[Dataset excerpt]
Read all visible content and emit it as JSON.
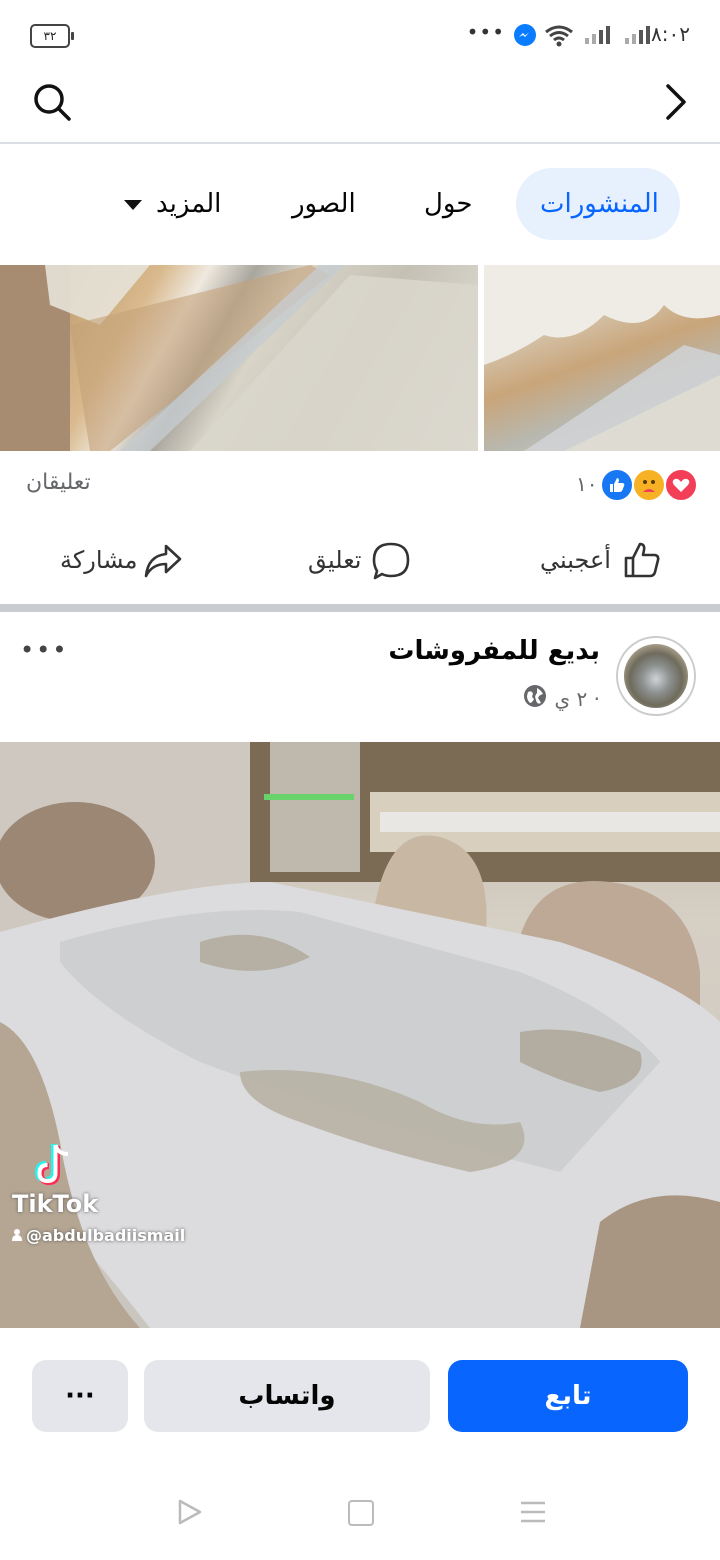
{
  "status_bar": {
    "battery": "٣٢",
    "time": "٨:٠٢",
    "overflow": "•••"
  },
  "tabs": [
    {
      "label": "المنشورات"
    },
    {
      "label": "حول"
    },
    {
      "label": "الصور"
    },
    {
      "label": "المزيد"
    }
  ],
  "previous_post": {
    "reaction_count": "١٠",
    "comments_count": "تعليقان",
    "actions": {
      "like": "أعجبني",
      "comment": "تعليق",
      "share": "مشاركة"
    }
  },
  "post": {
    "author": "بديع للمفروشات",
    "meta": "٢ ي ·",
    "more": "•••",
    "watermark": {
      "brand": "TikTok",
      "handle": "@abdulbadiismail"
    }
  },
  "bottom_actions": {
    "follow": "تابع",
    "whatsapp": "واتساب",
    "more": "···"
  },
  "colors": {
    "accent": "#0866ff",
    "tab_active_bg": "#e7f0fd",
    "button_gray": "#e4e6eb"
  }
}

◆ **What to produce**: From the data above, copy each line that has the string "label".

◆ **Complete response**:
      "label": "المنشورات"
      "label": "حول"
      "label": "الصور"
      "label": "المزيد"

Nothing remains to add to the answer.